▶ **Records for this exercise**:
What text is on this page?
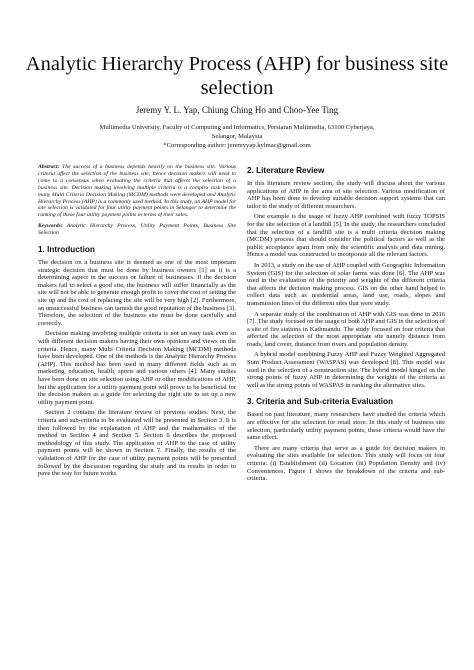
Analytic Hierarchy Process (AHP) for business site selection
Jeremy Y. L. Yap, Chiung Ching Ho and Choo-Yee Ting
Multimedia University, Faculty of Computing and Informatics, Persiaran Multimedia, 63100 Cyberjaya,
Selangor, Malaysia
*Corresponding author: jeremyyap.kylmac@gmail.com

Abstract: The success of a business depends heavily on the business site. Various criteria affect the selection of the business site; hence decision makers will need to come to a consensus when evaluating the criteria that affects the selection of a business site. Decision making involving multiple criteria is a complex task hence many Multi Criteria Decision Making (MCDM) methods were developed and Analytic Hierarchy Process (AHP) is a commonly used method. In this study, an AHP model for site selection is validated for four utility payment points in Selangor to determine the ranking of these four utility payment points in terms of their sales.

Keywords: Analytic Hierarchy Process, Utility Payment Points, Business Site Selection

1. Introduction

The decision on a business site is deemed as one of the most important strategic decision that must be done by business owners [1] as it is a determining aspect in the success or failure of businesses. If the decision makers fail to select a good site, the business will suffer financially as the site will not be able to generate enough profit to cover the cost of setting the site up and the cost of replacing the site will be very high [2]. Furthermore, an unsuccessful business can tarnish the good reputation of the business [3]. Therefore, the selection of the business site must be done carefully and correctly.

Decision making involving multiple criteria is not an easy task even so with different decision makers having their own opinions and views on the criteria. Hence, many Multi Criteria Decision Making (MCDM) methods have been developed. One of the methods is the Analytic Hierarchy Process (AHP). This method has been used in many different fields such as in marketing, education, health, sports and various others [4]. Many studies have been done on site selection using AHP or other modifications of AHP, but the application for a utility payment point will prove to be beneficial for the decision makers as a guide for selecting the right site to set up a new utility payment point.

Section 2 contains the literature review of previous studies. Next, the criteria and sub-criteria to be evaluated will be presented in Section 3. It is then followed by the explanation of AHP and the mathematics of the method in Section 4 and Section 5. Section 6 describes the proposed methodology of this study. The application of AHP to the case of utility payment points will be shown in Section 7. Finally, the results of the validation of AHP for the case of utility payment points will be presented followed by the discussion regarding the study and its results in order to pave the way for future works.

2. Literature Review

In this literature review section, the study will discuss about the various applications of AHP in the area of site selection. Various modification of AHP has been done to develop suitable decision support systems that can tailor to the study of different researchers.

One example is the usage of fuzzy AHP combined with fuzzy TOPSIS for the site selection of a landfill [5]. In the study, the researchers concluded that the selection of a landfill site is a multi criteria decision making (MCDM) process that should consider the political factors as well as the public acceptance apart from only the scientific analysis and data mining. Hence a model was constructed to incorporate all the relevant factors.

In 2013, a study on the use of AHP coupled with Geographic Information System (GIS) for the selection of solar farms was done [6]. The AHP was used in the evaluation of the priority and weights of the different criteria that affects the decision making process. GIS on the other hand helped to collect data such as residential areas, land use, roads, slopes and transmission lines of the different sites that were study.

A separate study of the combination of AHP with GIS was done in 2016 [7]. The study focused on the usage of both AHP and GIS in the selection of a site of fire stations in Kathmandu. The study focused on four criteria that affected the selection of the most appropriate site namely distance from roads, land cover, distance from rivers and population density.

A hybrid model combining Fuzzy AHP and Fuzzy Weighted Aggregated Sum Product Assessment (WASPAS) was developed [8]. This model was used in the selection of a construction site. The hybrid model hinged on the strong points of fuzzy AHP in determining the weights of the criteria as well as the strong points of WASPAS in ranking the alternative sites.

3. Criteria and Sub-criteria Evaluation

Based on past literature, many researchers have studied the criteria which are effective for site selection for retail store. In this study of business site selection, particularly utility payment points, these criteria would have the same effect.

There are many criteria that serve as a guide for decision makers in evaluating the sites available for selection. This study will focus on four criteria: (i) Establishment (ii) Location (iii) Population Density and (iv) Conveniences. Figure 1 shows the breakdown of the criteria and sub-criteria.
==
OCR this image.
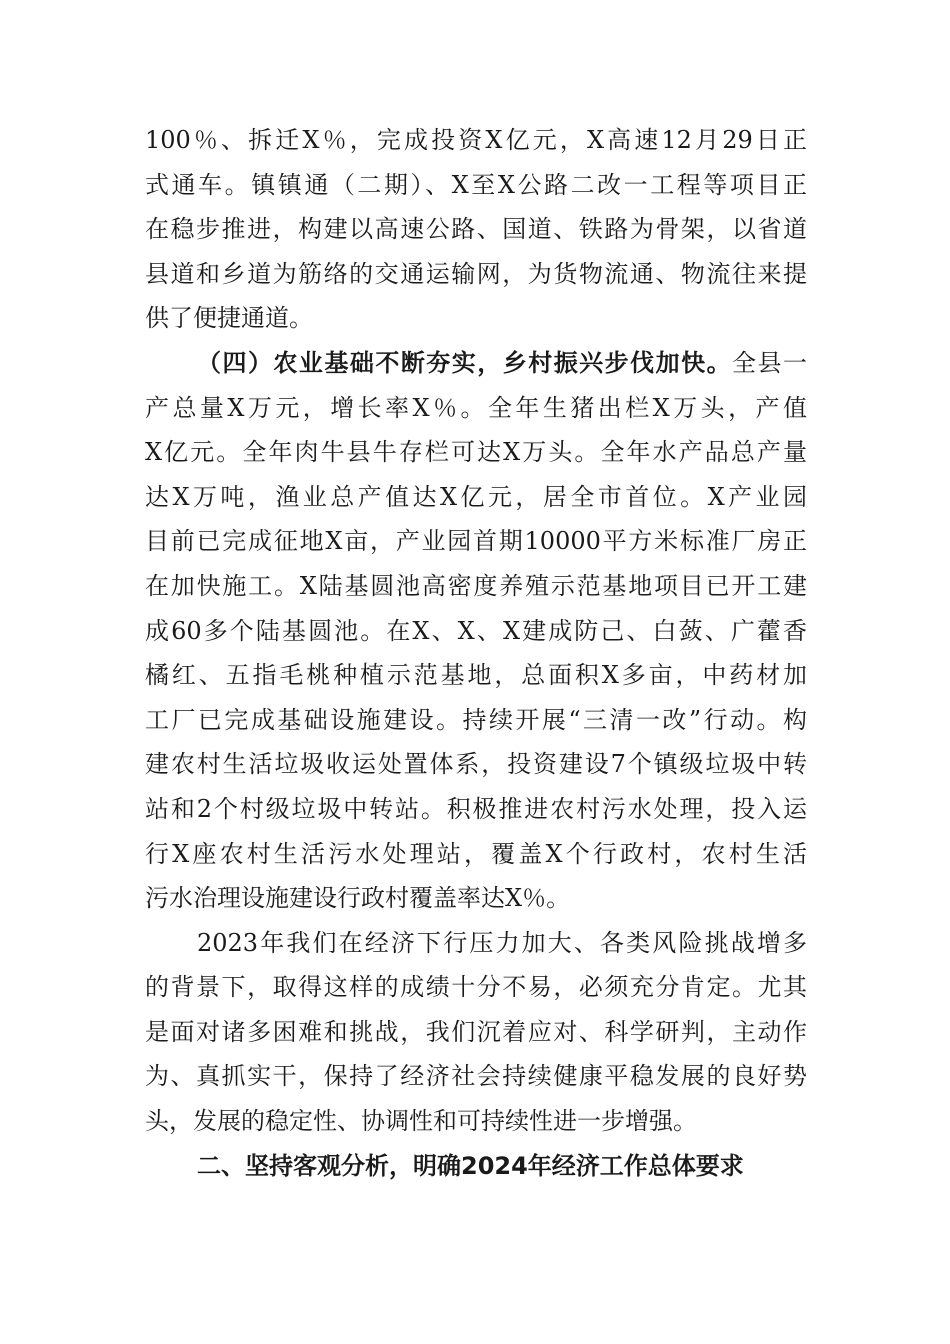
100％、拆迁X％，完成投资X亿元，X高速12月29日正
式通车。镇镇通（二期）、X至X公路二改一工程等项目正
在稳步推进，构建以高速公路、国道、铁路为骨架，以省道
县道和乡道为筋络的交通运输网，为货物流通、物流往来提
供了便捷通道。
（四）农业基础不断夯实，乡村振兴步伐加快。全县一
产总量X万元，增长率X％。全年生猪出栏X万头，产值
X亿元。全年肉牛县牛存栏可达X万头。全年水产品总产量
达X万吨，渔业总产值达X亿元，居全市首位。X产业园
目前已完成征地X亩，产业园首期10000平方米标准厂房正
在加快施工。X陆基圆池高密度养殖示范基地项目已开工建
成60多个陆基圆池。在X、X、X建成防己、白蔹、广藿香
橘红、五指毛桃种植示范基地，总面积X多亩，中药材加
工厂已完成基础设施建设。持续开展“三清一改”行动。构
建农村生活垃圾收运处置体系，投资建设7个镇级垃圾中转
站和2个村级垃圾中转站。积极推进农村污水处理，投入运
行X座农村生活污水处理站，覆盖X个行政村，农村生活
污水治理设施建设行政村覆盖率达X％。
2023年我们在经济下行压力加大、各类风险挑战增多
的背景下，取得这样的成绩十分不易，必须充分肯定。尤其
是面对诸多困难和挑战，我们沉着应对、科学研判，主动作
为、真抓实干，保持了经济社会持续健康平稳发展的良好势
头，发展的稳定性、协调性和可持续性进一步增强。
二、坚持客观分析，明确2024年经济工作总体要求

▶ **Task directions**:
Scan the lines above for "most", then copy every one that has it.

▶ **Result**:
The decision on a business site is deemed as one of the most important strategic decision that must be done by business owners [1] as it is a determining aspect in the success or failure of businesses. If the decision makers fail to select a good site, the business will suffer financially as the site will not be able to generate enough profit to cover the cost of setting the site up and the cost of replacing the site will be very high [2]. Furthermore, an unsuccessful business can tarnish the good reputation of the business [3]. Therefore, the selection of the business site must be done carefully and correctly.
A separate study of the combination of AHP with GIS was done in 2016 [7]. The study focused on the usage of both AHP and GIS in the selection of a site of fire stations in Kathmandu. The study focused on four criteria that affected the selection of the most appropriate site namely distance from roads, land cover, distance from rivers and population density.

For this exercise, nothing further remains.